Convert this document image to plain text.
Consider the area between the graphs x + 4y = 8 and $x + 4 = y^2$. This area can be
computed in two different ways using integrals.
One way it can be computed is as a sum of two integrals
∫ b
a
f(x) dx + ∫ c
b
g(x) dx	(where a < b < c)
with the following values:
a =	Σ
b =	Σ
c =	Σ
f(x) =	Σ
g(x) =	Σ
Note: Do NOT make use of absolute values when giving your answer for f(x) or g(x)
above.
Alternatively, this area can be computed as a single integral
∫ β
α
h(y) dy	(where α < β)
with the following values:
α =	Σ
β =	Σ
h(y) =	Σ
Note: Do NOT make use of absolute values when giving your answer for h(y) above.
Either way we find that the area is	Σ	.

• _What to work on_
Select all lines with the word "answer" from the entries above.

• _Solution for this exercise_
Note: Do NOT make use of absolute values when giving your answer for f(x) or g(x)
Note: Do NOT make use of absolute values when giving your answer for h(y) above.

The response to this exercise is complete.